[Collected data]
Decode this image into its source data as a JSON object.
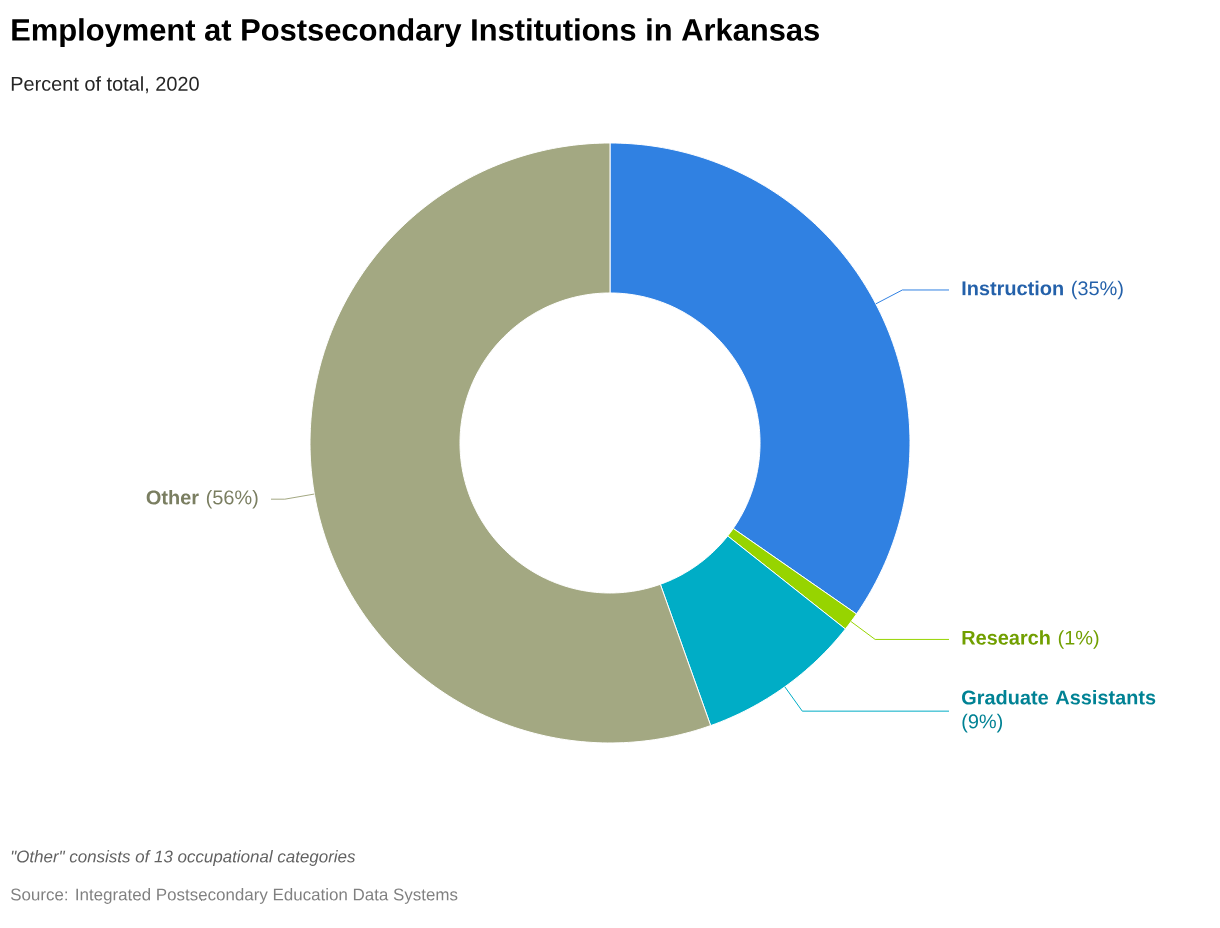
{
  "chart_data": {
    "type": "donut",
    "title": "Employment at Postsecondary Institutions in Arkansas",
    "subtitle": "Percent of total, 2020",
    "categories": [
      "Instruction",
      "Research",
      "Graduate Assistants",
      "Other"
    ],
    "values": [
      35,
      1,
      9,
      56
    ],
    "colors": [
      "#3081e2",
      "#97d400",
      "#00adc6",
      "#a3a882"
    ],
    "value_labels": [
      "(35%)",
      "(1%)",
      "(9%)",
      "(56%)"
    ],
    "annotations": [
      "\"Other\" consists of 13 occupational categories",
      "Source: Integrated Postsecondary Education Data Systems"
    ]
  }
}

What is asked>
Copy out all of the material exactly as written, without its pictures.

Response to the task>
Decode this image into its source data as a JSON object.
{
  "chart_data": {
    "type": "donut",
    "title": "Employment at Postsecondary Institutions in Arkansas",
    "subtitle": "Percent of total, 2020",
    "categories": [
      "Instruction",
      "Research",
      "Graduate Assistants",
      "Other"
    ],
    "values": [
      35,
      1,
      9,
      56
    ],
    "colors": [
      "#3081e2",
      "#97d400",
      "#00adc6",
      "#a3a882"
    ],
    "value_labels": [
      "(35%)",
      "(1%)",
      "(9%)",
      "(56%)"
    ],
    "annotations": [
      "\"Other\" consists of 13 occupational categories",
      "Source: Integrated Postsecondary Education Data Systems"
    ]
  }
}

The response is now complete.